--- RECORD LIST ---

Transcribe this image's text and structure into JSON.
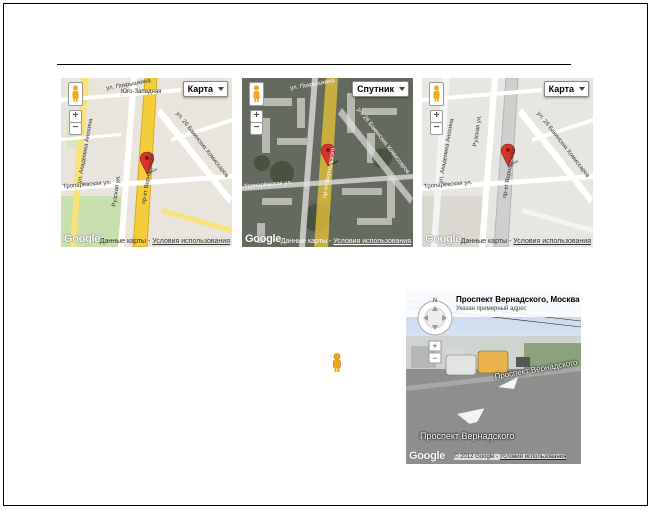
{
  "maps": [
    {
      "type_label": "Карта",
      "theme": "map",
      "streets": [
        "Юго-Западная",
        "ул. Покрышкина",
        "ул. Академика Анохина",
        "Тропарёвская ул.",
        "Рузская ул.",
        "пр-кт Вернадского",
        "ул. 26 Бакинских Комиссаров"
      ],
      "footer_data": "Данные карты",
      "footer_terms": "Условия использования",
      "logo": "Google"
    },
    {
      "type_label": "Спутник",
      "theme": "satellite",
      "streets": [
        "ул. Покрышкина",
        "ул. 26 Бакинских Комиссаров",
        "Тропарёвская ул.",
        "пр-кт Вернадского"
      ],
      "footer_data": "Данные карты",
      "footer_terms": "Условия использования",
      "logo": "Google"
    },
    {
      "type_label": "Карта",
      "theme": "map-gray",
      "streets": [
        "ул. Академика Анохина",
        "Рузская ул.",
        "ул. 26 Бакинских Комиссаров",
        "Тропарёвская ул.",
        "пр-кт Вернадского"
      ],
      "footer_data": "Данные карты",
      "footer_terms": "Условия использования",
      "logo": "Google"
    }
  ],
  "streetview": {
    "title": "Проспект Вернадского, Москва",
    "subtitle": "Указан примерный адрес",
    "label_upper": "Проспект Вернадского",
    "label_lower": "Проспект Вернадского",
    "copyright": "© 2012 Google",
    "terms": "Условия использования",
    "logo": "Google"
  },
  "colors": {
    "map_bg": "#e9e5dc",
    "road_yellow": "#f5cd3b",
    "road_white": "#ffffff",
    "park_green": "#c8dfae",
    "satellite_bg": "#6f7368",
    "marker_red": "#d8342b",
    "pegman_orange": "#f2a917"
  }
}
--
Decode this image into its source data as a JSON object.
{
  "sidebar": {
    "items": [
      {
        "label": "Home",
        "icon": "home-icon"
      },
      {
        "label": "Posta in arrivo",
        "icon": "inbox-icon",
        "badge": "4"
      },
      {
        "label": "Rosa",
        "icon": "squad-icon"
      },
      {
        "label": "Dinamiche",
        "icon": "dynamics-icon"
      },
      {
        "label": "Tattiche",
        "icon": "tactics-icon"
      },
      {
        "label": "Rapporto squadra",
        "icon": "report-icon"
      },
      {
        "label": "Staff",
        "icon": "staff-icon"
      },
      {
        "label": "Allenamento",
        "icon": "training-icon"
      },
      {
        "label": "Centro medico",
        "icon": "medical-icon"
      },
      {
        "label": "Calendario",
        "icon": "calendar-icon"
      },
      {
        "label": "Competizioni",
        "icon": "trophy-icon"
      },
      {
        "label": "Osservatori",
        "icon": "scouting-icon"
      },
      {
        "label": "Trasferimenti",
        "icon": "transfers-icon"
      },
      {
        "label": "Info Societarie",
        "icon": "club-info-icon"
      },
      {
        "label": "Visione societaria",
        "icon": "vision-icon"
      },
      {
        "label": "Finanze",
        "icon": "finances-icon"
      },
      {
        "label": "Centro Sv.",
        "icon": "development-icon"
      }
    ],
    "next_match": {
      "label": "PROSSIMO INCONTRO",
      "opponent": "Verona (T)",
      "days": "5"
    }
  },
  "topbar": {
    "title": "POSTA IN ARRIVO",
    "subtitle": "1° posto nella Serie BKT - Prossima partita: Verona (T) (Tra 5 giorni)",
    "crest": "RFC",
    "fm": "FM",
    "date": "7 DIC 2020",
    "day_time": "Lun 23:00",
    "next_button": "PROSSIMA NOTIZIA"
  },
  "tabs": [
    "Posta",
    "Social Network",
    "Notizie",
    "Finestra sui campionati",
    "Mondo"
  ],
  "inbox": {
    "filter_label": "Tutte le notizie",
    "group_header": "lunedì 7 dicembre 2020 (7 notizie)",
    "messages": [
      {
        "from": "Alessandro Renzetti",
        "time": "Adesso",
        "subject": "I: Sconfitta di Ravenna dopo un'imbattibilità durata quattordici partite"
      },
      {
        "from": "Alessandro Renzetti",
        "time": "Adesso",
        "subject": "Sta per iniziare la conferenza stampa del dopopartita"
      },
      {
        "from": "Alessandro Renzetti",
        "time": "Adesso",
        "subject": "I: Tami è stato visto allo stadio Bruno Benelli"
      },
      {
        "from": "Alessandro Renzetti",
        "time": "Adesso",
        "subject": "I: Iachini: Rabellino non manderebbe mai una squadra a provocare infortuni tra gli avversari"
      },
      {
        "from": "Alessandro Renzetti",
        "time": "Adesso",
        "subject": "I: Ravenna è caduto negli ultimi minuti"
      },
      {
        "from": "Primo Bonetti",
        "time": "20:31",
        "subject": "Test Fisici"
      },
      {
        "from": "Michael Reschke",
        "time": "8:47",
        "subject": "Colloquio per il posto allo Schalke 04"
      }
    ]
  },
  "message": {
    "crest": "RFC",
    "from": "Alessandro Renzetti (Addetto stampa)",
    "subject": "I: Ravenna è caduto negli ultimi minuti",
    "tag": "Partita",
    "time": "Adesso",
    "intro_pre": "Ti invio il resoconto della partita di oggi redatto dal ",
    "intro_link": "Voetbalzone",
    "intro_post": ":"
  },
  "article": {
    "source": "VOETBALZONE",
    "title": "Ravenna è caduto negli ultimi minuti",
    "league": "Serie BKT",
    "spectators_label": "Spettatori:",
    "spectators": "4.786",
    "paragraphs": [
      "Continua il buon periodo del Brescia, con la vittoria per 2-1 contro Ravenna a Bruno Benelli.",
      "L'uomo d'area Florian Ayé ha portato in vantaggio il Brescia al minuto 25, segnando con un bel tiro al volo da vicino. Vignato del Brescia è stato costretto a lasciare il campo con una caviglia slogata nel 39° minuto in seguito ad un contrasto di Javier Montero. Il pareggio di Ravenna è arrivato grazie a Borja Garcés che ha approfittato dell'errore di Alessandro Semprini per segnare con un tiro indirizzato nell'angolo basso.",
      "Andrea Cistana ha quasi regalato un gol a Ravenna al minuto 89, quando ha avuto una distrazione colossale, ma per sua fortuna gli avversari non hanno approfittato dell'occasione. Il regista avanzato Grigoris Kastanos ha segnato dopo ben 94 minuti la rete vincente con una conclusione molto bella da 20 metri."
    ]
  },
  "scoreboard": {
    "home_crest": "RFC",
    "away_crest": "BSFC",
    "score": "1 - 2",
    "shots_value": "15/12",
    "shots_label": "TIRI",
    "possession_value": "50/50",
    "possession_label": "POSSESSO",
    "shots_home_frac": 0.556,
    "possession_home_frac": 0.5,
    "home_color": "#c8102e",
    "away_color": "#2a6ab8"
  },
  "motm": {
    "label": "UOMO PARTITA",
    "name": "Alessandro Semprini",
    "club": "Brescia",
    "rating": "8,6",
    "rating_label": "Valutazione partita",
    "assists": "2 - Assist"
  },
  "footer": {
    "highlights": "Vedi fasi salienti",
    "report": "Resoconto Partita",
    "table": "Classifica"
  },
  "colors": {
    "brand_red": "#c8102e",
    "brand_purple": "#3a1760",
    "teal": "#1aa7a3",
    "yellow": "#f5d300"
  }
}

--- AIM OF THE TASK ---
Filter the records above and return every line that holds the word "allo".

--- ANSWER TO THIS PROBLEM ---
        "subject": "I: Tami è stato visto allo stadio Bruno Benelli"
        "subject": "Colloquio per il posto allo Schalke 04"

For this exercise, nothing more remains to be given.